WHAT IS EXPECTED
The listing below should be copied in full, word for word.

EXTRACTED DATA
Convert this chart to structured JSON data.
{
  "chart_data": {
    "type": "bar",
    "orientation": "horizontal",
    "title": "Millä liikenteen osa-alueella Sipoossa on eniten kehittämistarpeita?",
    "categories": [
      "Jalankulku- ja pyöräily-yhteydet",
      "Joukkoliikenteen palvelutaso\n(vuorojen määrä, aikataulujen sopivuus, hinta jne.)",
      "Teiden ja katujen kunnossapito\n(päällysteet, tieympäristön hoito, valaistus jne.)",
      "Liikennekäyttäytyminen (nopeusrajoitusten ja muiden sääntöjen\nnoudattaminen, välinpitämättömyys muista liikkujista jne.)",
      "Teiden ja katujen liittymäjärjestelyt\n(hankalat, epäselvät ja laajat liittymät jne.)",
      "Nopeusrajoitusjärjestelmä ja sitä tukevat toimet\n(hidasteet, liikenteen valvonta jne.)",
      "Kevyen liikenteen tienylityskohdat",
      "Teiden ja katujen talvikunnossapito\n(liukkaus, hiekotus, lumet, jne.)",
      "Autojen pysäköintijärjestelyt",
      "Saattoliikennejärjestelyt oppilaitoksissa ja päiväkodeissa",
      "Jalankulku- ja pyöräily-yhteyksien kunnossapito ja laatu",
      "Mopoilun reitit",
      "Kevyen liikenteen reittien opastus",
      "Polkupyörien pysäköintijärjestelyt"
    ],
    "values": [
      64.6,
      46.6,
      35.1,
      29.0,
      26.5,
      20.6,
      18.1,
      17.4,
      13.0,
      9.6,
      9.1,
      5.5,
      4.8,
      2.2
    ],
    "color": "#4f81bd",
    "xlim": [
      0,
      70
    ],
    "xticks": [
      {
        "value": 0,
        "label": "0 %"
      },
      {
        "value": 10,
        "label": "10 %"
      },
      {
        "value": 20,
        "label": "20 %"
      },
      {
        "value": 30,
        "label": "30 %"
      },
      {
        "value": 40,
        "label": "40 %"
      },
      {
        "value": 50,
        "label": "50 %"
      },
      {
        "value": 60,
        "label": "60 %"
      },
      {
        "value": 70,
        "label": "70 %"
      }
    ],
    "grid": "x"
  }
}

CORRECT RESPONSE
Convert this chart to structured JSON data.
{
  "chart_data": {
    "type": "bar",
    "orientation": "horizontal",
    "title": "Millä liikenteen osa-alueella Sipoossa on eniten kehittämistarpeita?",
    "categories": [
      "Jalankulku- ja pyöräily-yhteydet",
      "Joukkoliikenteen palvelutaso\n(vuorojen määrä, aikataulujen sopivuus, hinta jne.)",
      "Teiden ja katujen kunnossapito\n(päällysteet, tieympäristön hoito, valaistus jne.)",
      "Liikennekäyttäytyminen (nopeusrajoitusten ja muiden sääntöjen\nnoudattaminen, välinpitämättömyys muista liikkujista jne.)",
      "Teiden ja katujen liittymäjärjestelyt\n(hankalat, epäselvät ja laajat liittymät jne.)",
      "Nopeusrajoitusjärjestelmä ja sitä tukevat toimet\n(hidasteet, liikenteen valvonta jne.)",
      "Kevyen liikenteen tienylityskohdat",
      "Teiden ja katujen talvikunnossapito\n(liukkaus, hiekotus, lumet, jne.)",
      "Autojen pysäköintijärjestelyt",
      "Saattoliikennejärjestelyt oppilaitoksissa ja päiväkodeissa",
      "Jalankulku- ja pyöräily-yhteyksien kunnossapito ja laatu",
      "Mopoilun reitit",
      "Kevyen liikenteen reittien opastus",
      "Polkupyörien pysäköintijärjestelyt"
    ],
    "values": [
      64.6,
      46.6,
      35.1,
      29.0,
      26.5,
      20.6,
      18.1,
      17.4,
      13.0,
      9.6,
      9.1,
      5.5,
      4.8,
      2.2
    ],
    "color": "#4f81bd",
    "xlim": [
      0,
      70
    ],
    "xticks": [
      {
        "value": 0,
        "label": "0 %"
      },
      {
        "value": 10,
        "label": "10 %"
      },
      {
        "value": 20,
        "label": "20 %"
      },
      {
        "value": 30,
        "label": "30 %"
      },
      {
        "value": 40,
        "label": "40 %"
      },
      {
        "value": 50,
        "label": "50 %"
      },
      {
        "value": 60,
        "label": "60 %"
      },
      {
        "value": 70,
        "label": "70 %"
      }
    ],
    "grid": "x"
  }
}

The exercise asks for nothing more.